(Collection entries)

____________

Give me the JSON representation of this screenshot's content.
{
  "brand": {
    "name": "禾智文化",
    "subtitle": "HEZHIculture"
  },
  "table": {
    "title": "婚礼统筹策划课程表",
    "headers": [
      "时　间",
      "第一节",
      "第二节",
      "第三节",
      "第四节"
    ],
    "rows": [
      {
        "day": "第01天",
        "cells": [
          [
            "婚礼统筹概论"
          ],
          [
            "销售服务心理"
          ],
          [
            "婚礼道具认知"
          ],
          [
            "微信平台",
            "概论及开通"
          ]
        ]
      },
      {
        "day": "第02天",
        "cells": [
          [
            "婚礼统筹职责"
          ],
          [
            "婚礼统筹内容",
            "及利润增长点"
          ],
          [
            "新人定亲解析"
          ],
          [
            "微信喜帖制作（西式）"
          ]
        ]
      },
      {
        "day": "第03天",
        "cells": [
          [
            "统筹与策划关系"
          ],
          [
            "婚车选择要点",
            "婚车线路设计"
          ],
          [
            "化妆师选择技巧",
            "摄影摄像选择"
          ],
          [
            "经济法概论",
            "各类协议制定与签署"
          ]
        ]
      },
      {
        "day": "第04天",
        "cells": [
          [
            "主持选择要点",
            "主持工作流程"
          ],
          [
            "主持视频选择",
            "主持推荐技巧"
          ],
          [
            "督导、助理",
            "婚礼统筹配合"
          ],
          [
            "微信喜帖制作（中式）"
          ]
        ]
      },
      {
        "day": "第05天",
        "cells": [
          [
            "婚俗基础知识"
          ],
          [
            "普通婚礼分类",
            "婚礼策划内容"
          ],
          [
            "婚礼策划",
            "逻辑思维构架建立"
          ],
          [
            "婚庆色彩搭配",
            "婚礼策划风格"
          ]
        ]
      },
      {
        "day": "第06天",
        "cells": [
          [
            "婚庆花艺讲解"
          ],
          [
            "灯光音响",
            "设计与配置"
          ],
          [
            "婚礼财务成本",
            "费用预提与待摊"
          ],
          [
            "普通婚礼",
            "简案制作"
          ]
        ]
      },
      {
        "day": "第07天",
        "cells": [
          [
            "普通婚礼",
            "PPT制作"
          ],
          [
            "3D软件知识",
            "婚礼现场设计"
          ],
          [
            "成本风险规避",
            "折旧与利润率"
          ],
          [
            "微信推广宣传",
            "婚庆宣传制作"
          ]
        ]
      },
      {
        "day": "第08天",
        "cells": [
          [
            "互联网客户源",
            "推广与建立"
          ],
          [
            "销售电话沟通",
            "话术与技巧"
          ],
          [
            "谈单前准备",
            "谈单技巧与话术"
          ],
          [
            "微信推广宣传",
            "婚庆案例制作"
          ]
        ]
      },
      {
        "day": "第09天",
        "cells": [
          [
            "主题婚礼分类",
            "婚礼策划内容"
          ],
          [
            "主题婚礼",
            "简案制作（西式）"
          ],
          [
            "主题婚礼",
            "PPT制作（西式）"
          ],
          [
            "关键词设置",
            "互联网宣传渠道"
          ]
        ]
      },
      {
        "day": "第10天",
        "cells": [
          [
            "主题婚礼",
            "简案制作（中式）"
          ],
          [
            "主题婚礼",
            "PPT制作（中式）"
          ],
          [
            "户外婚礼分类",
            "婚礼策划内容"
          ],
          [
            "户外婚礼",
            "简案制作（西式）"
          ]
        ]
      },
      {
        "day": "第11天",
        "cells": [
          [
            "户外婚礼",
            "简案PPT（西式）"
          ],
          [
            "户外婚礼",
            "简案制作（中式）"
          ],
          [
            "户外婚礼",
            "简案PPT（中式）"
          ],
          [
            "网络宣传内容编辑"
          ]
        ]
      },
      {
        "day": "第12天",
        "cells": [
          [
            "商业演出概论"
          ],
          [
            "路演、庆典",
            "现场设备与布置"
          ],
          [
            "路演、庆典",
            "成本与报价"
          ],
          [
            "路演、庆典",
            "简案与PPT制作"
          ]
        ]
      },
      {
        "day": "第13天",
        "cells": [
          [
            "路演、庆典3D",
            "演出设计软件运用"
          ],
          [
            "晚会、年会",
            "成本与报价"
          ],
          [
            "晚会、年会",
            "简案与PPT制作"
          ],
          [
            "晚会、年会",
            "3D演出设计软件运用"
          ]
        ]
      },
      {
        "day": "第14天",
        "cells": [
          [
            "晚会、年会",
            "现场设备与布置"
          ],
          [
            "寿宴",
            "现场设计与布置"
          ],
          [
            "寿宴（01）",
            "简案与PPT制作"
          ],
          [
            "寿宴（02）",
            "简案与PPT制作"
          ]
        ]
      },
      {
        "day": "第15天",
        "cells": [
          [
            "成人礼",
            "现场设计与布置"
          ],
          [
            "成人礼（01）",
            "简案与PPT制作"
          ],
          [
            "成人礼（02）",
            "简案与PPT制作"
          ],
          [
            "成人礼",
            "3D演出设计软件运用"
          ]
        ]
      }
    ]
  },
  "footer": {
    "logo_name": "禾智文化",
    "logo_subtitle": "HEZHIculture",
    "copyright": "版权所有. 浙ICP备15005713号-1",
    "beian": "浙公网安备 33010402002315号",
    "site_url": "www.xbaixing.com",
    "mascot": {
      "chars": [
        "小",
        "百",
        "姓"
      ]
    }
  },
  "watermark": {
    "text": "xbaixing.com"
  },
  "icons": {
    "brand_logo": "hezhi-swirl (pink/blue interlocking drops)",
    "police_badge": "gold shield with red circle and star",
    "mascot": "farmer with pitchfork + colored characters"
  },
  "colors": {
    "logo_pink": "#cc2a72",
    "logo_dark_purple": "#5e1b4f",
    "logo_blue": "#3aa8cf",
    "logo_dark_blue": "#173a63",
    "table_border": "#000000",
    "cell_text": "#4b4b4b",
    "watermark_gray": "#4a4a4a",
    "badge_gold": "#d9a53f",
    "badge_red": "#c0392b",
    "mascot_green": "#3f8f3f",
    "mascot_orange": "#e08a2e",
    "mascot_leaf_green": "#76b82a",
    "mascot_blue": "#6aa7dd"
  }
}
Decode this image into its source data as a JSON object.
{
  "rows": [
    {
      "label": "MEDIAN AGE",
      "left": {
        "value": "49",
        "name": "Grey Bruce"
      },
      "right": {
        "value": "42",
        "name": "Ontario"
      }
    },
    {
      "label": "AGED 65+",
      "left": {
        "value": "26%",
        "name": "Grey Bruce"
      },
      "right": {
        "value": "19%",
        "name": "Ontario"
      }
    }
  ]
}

____________

_PROBLEM TO SOLVE_: Reproduce each entry exactly, leaving out nothing.

_RESULT FOR THIS EXERCISE_:
Give me the JSON representation of this screenshot's content.
{
  "brand": {
    "name": "禾智文化",
    "subtitle": "HEZHIculture"
  },
  "table": {
    "title": "婚礼统筹策划课程表",
    "headers": [
      "时　间",
      "第一节",
      "第二节",
      "第三节",
      "第四节"
    ],
    "rows": [
      {
        "day": "第01天",
        "cells": [
          [
            "婚礼统筹概论"
          ],
          [
            "销售服务心理"
          ],
          [
            "婚礼道具认知"
          ],
          [
            "微信平台",
            "概论及开通"
          ]
        ]
      },
      {
        "day": "第02天",
        "cells": [
          [
            "婚礼统筹职责"
          ],
          [
            "婚礼统筹内容",
            "及利润增长点"
          ],
          [
            "新人定亲解析"
          ],
          [
            "微信喜帖制作（西式）"
          ]
        ]
      },
      {
        "day": "第03天",
        "cells": [
          [
            "统筹与策划关系"
          ],
          [
            "婚车选择要点",
            "婚车线路设计"
          ],
          [
            "化妆师选择技巧",
            "摄影摄像选择"
          ],
          [
            "经济法概论",
            "各类协议制定与签署"
          ]
        ]
      },
      {
        "day": "第04天",
        "cells": [
          [
            "主持选择要点",
            "主持工作流程"
          ],
          [
            "主持视频选择",
            "主持推荐技巧"
          ],
          [
            "督导、助理",
            "婚礼统筹配合"
          ],
          [
            "微信喜帖制作（中式）"
          ]
        ]
      },
      {
        "day": "第05天",
        "cells": [
          [
            "婚俗基础知识"
          ],
          [
            "普通婚礼分类",
            "婚礼策划内容"
          ],
          [
            "婚礼策划",
            "逻辑思维构架建立"
          ],
          [
            "婚庆色彩搭配",
            "婚礼策划风格"
          ]
        ]
      },
      {
        "day": "第06天",
        "cells": [
          [
            "婚庆花艺讲解"
          ],
          [
            "灯光音响",
            "设计与配置"
          ],
          [
            "婚礼财务成本",
            "费用预提与待摊"
          ],
          [
            "普通婚礼",
            "简案制作"
          ]
        ]
      },
      {
        "day": "第07天",
        "cells": [
          [
            "普通婚礼",
            "PPT制作"
          ],
          [
            "3D软件知识",
            "婚礼现场设计"
          ],
          [
            "成本风险规避",
            "折旧与利润率"
          ],
          [
            "微信推广宣传",
            "婚庆宣传制作"
          ]
        ]
      },
      {
        "day": "第08天",
        "cells": [
          [
            "互联网客户源",
            "推广与建立"
          ],
          [
            "销售电话沟通",
            "话术与技巧"
          ],
          [
            "谈单前准备",
            "谈单技巧与话术"
          ],
          [
            "微信推广宣传",
            "婚庆案例制作"
          ]
        ]
      },
      {
        "day": "第09天",
        "cells": [
          [
            "主题婚礼分类",
            "婚礼策划内容"
          ],
          [
            "主题婚礼",
            "简案制作（西式）"
          ],
          [
            "主题婚礼",
            "PPT制作（西式）"
          ],
          [
            "关键词设置",
            "互联网宣传渠道"
          ]
        ]
      },
      {
        "day": "第10天",
        "cells": [
          [
            "主题婚礼",
            "简案制作（中式）"
          ],
          [
            "主题婚礼",
            "PPT制作（中式）"
          ],
          [
            "户外婚礼分类",
            "婚礼策划内容"
          ],
          [
            "户外婚礼",
            "简案制作（西式）"
          ]
        ]
      },
      {
        "day": "第11天",
        "cells": [
          [
            "户外婚礼",
            "简案PPT（西式）"
          ],
          [
            "户外婚礼",
            "简案制作（中式）"
          ],
          [
            "户外婚礼",
            "简案PPT（中式）"
          ],
          [
            "网络宣传内容编辑"
          ]
        ]
      },
      {
        "day": "第12天",
        "cells": [
          [
            "商业演出概论"
          ],
          [
            "路演、庆典",
            "现场设备与布置"
          ],
          [
            "路演、庆典",
            "成本与报价"
          ],
          [
            "路演、庆典",
            "简案与PPT制作"
          ]
        ]
      },
      {
        "day": "第13天",
        "cells": [
          [
            "路演、庆典3D",
            "演出设计软件运用"
          ],
          [
            "晚会、年会",
            "成本与报价"
          ],
          [
            "晚会、年会",
            "简案与PPT制作"
          ],
          [
            "晚会、年会",
            "3D演出设计软件运用"
          ]
        ]
      },
      {
        "day": "第14天",
        "cells": [
          [
            "晚会、年会",
            "现场设备与布置"
          ],
          [
            "寿宴",
            "现场设计与布置"
          ],
          [
            "寿宴（01）",
            "简案与PPT制作"
          ],
          [
            "寿宴（02）",
            "简案与PPT制作"
          ]
        ]
      },
      {
        "day": "第15天",
        "cells": [
          [
            "成人礼",
            "现场设计与布置"
          ],
          [
            "成人礼（01）",
            "简案与PPT制作"
          ],
          [
            "成人礼（02）",
            "简案与PPT制作"
          ],
          [
            "成人礼",
            "3D演出设计软件运用"
          ]
        ]
      }
    ]
  },
  "footer": {
    "logo_name": "禾智文化",
    "logo_subtitle": "HEZHIculture",
    "copyright": "版权所有. 浙ICP备15005713号-1",
    "beian": "浙公网安备 33010402002315号",
    "site_url": "www.xbaixing.com",
    "mascot": {
      "chars": [
        "小",
        "百",
        "姓"
      ]
    }
  },
  "watermark": {
    "text": "xbaixing.com"
  },
  "icons": {
    "brand_logo": "hezhi-swirl (pink/blue interlocking drops)",
    "police_badge": "gold shield with red circle and star",
    "mascot": "farmer with pitchfork + colored characters"
  },
  "colors": {
    "logo_pink": "#cc2a72",
    "logo_dark_purple": "#5e1b4f",
    "logo_blue": "#3aa8cf",
    "logo_dark_blue": "#173a63",
    "table_border": "#000000",
    "cell_text": "#4b4b4b",
    "watermark_gray": "#4a4a4a",
    "badge_gold": "#d9a53f",
    "badge_red": "#c0392b",
    "mascot_green": "#3f8f3f",
    "mascot_orange": "#e08a2e",
    "mascot_leaf_green": "#76b82a",
    "mascot_blue": "#6aa7dd"
  }
}
Decode this image into its source data as a JSON object.
{
  "rows": [
    {
      "label": "MEDIAN AGE",
      "left": {
        "value": "49",
        "name": "Grey Bruce"
      },
      "right": {
        "value": "42",
        "name": "Ontario"
      }
    },
    {
      "label": "AGED 65+",
      "left": {
        "value": "26%",
        "name": "Grey Bruce"
      },
      "right": {
        "value": "19%",
        "name": "Ontario"
      }
    }
  ]
}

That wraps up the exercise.